GOAL = Tell me how many lines hold "Deaths", please, using only the number.

········

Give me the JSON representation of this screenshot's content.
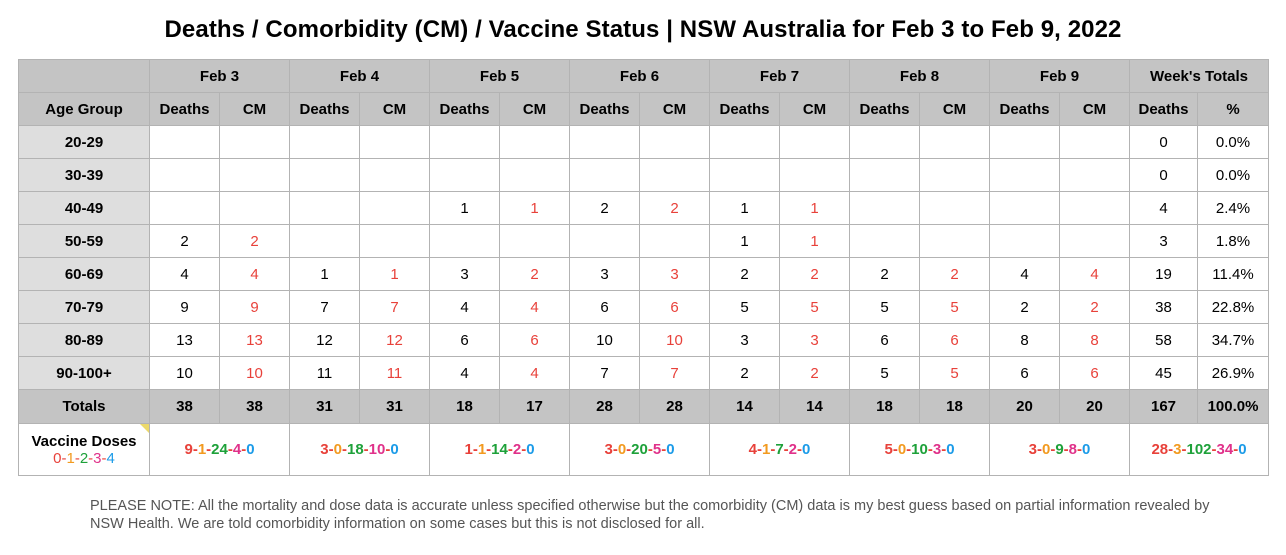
{
  "title": "Deaths / Comorbidity (CM) / Vaccine Status | NSW Australia for Feb 3 to Feb 9, 2022",
  "header": {
    "dates": [
      "Feb 3",
      "Feb 4",
      "Feb 5",
      "Feb 6",
      "Feb 7",
      "Feb 8",
      "Feb 9"
    ],
    "weeks_totals": "Week's Totals",
    "age_group": "Age Group",
    "deaths": "Deaths",
    "cm": "CM",
    "percent": "%"
  },
  "rows": [
    {
      "age": "20-29",
      "cells": [
        "",
        "",
        "",
        "",
        "",
        "",
        "",
        "",
        "",
        "",
        "",
        "",
        "",
        ""
      ],
      "total": "0",
      "pct": "0.0%"
    },
    {
      "age": "30-39",
      "cells": [
        "",
        "",
        "",
        "",
        "",
        "",
        "",
        "",
        "",
        "",
        "",
        "",
        "",
        ""
      ],
      "total": "0",
      "pct": "0.0%"
    },
    {
      "age": "40-49",
      "cells": [
        "",
        "",
        "",
        "",
        "1",
        "1",
        "2",
        "2",
        "1",
        "1",
        "",
        "",
        "",
        ""
      ],
      "total": "4",
      "pct": "2.4%"
    },
    {
      "age": "50-59",
      "cells": [
        "2",
        "2",
        "",
        "",
        "",
        "",
        "",
        "",
        "1",
        "1",
        "",
        "",
        "",
        ""
      ],
      "total": "3",
      "pct": "1.8%"
    },
    {
      "age": "60-69",
      "cells": [
        "4",
        "4",
        "1",
        "1",
        "3",
        "2",
        "3",
        "3",
        "2",
        "2",
        "2",
        "2",
        "4",
        "4"
      ],
      "total": "19",
      "pct": "11.4%"
    },
    {
      "age": "70-79",
      "cells": [
        "9",
        "9",
        "7",
        "7",
        "4",
        "4",
        "6",
        "6",
        "5",
        "5",
        "5",
        "5",
        "2",
        "2"
      ],
      "total": "38",
      "pct": "22.8%"
    },
    {
      "age": "80-89",
      "cells": [
        "13",
        "13",
        "12",
        "12",
        "6",
        "6",
        "10",
        "10",
        "3",
        "3",
        "6",
        "6",
        "8",
        "8"
      ],
      "total": "58",
      "pct": "34.7%"
    },
    {
      "age": "90-100+",
      "cells": [
        "10",
        "10",
        "11",
        "11",
        "4",
        "4",
        "7",
        "7",
        "2",
        "2",
        "5",
        "5",
        "6",
        "6"
      ],
      "total": "45",
      "pct": "26.9%"
    }
  ],
  "totals": {
    "label": "Totals",
    "cells": [
      "38",
      "38",
      "31",
      "31",
      "18",
      "17",
      "28",
      "28",
      "14",
      "14",
      "18",
      "18",
      "20",
      "20"
    ],
    "total": "167",
    "pct": "100.0%"
  },
  "vaccine": {
    "label": "Vaccine Doses",
    "legend": [
      "0",
      "1",
      "2",
      "3",
      "4"
    ],
    "days": [
      [
        "9",
        "1",
        "24",
        "4",
        "0"
      ],
      [
        "3",
        "0",
        "18",
        "10",
        "0"
      ],
      [
        "1",
        "1",
        "14",
        "2",
        "0"
      ],
      [
        "3",
        "0",
        "20",
        "5",
        "0"
      ],
      [
        "4",
        "1",
        "7",
        "2",
        "0"
      ],
      [
        "5",
        "0",
        "10",
        "3",
        "0"
      ],
      [
        "3",
        "0",
        "9",
        "8",
        "0"
      ]
    ],
    "total": [
      "28",
      "3",
      "102",
      "34",
      "0"
    ]
  },
  "note": "PLEASE NOTE: All the mortality and dose data is accurate unless specified otherwise but the comorbidity (CM) data is my best guess based on partial information revealed by NSW Health. We are told comorbidity information on some cases but this is not disclosed for all.",
  "colors": {
    "cm": "#e8413a",
    "dose0": "#e8413a",
    "dose1": "#f29a1f",
    "dose2": "#1ea13a",
    "dose3": "#e0318a",
    "dose4": "#1b9be8",
    "header_bg": "#c4c4c4",
    "age_bg": "#dedede"
  }
}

········

RESPONSE = 2